Only the number is wanted: how many lines in the data contain "определении"?

* **Entries**:

>> BEGIN

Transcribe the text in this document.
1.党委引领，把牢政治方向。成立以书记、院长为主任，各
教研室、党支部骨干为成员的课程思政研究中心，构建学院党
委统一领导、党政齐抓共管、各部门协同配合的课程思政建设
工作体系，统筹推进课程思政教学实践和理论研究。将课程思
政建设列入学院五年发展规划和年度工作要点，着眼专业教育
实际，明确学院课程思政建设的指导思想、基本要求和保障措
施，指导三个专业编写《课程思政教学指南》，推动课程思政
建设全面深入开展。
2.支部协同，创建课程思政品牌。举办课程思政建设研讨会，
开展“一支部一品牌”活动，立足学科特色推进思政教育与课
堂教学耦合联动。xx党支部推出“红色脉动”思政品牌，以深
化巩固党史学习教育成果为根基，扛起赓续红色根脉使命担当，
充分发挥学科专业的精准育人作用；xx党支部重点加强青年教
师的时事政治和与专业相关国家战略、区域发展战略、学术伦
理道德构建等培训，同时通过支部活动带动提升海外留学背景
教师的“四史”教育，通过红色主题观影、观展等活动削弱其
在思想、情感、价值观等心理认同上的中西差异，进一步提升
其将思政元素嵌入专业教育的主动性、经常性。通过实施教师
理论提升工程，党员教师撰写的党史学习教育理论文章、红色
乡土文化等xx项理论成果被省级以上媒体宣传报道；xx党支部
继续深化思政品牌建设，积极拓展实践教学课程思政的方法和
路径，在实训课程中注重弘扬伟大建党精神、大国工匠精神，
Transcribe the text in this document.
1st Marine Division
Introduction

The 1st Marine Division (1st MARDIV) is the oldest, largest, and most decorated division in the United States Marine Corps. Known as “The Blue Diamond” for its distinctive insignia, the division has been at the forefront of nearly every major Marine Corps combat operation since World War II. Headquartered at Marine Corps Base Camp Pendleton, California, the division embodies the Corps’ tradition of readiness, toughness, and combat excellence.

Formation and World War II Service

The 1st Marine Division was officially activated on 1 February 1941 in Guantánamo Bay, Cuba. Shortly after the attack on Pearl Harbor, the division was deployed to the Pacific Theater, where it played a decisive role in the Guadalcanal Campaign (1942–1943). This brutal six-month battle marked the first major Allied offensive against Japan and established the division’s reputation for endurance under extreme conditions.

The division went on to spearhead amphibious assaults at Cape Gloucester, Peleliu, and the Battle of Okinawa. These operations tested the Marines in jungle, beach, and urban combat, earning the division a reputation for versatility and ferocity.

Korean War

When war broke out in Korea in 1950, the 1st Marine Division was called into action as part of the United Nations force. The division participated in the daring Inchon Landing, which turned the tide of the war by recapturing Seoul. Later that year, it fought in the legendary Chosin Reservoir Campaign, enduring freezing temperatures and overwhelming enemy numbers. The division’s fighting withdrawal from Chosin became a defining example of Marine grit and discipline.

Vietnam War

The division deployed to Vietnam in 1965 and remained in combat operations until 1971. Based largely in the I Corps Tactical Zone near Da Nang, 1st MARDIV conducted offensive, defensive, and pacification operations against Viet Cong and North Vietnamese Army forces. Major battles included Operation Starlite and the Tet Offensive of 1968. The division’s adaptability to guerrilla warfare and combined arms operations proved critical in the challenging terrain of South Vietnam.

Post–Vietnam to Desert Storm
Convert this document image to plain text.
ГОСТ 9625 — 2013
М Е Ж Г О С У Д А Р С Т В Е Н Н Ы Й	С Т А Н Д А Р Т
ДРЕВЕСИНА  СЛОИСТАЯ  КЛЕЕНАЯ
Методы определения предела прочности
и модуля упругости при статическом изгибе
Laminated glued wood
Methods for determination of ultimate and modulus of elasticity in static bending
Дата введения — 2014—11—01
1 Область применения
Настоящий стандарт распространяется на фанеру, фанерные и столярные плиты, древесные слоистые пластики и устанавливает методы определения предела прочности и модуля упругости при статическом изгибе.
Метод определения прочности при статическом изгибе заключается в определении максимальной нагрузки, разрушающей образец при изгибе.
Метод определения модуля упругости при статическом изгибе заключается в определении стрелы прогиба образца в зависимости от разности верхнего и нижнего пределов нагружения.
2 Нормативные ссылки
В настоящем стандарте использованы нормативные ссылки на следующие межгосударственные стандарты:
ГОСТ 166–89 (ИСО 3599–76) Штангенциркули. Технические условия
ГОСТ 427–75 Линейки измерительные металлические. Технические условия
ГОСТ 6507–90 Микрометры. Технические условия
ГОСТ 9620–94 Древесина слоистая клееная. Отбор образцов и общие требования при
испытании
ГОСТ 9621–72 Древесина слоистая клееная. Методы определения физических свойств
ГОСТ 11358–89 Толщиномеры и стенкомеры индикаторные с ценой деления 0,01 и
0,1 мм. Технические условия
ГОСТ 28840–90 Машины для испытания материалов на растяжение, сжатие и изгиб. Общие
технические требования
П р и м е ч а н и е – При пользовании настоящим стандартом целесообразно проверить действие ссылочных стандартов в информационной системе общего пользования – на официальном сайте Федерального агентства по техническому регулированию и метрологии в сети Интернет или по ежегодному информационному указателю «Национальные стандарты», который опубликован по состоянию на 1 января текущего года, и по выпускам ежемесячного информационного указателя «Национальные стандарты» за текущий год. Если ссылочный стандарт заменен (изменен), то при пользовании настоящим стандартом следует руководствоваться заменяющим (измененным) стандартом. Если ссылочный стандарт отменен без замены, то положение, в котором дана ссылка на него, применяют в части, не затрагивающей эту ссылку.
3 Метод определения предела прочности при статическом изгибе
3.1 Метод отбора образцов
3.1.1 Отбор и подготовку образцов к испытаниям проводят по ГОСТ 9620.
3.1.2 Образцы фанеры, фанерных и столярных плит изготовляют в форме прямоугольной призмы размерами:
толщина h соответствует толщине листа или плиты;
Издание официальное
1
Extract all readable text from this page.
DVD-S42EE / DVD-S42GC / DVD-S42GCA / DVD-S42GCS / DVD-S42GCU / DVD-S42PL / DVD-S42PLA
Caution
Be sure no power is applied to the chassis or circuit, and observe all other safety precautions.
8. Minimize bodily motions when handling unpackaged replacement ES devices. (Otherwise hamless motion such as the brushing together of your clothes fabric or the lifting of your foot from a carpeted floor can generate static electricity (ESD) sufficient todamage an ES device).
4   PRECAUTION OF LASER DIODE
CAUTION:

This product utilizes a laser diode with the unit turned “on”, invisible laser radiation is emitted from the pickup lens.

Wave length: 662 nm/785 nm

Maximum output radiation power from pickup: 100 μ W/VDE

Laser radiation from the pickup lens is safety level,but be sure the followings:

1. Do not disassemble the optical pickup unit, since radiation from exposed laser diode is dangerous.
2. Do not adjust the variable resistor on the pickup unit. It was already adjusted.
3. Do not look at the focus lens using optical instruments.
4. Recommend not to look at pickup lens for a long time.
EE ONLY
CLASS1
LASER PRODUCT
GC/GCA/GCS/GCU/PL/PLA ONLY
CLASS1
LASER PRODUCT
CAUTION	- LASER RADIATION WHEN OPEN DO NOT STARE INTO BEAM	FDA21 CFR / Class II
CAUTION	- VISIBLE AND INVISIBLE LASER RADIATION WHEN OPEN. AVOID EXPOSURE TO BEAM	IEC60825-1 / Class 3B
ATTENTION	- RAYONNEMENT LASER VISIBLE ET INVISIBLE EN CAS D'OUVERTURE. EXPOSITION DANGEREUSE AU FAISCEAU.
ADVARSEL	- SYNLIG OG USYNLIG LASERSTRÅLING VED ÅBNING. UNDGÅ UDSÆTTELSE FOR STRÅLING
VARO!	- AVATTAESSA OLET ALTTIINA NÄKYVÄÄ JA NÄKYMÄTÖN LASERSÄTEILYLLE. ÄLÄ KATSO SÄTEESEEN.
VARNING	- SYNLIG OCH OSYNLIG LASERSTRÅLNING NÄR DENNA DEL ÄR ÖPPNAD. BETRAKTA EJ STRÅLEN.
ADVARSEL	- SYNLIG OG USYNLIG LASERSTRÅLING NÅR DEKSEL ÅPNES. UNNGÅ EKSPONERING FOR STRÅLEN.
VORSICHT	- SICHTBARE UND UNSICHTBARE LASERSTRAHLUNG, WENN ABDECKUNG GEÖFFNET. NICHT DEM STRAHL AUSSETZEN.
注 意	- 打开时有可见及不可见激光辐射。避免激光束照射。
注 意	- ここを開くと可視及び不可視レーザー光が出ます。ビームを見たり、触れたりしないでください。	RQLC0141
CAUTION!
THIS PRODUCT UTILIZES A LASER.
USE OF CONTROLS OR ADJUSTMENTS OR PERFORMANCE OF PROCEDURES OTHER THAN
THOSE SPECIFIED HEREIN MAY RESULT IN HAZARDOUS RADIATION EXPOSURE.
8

>> END

* **Result of this exercise**: 2